Data entries for graphics
+ + +

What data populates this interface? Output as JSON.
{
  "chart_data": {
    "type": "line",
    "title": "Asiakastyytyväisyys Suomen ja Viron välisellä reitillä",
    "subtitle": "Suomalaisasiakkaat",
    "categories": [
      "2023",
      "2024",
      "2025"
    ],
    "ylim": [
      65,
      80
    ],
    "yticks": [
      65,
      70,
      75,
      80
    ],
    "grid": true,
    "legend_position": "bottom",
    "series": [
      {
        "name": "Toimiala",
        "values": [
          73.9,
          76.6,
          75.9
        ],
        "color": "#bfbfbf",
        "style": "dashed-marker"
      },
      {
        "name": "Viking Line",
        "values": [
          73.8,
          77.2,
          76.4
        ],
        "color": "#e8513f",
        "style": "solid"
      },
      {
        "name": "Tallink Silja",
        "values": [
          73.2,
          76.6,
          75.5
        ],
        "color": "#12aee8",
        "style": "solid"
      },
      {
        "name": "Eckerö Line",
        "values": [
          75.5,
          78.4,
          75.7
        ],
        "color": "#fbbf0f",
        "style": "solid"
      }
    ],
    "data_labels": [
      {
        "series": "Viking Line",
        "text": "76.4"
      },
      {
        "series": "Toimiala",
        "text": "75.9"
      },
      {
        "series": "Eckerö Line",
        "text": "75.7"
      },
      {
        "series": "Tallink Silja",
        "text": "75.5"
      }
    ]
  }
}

+ + +

# [Request]
Every record above should be output exactly.

# [Full answer]
What data populates this interface? Output as JSON.
{
  "chart_data": {
    "type": "line",
    "title": "Asiakastyytyväisyys Suomen ja Viron välisellä reitillä",
    "subtitle": "Suomalaisasiakkaat",
    "categories": [
      "2023",
      "2024",
      "2025"
    ],
    "ylim": [
      65,
      80
    ],
    "yticks": [
      65,
      70,
      75,
      80
    ],
    "grid": true,
    "legend_position": "bottom",
    "series": [
      {
        "name": "Toimiala",
        "values": [
          73.9,
          76.6,
          75.9
        ],
        "color": "#bfbfbf",
        "style": "dashed-marker"
      },
      {
        "name": "Viking Line",
        "values": [
          73.8,
          77.2,
          76.4
        ],
        "color": "#e8513f",
        "style": "solid"
      },
      {
        "name": "Tallink Silja",
        "values": [
          73.2,
          76.6,
          75.5
        ],
        "color": "#12aee8",
        "style": "solid"
      },
      {
        "name": "Eckerö Line",
        "values": [
          75.5,
          78.4,
          75.7
        ],
        "color": "#fbbf0f",
        "style": "solid"
      }
    ],
    "data_labels": [
      {
        "series": "Viking Line",
        "text": "76.4"
      },
      {
        "series": "Toimiala",
        "text": "75.9"
      },
      {
        "series": "Eckerö Line",
        "text": "75.7"
      },
      {
        "series": "Tallink Silja",
        "text": "75.5"
      }
    ]
  }
}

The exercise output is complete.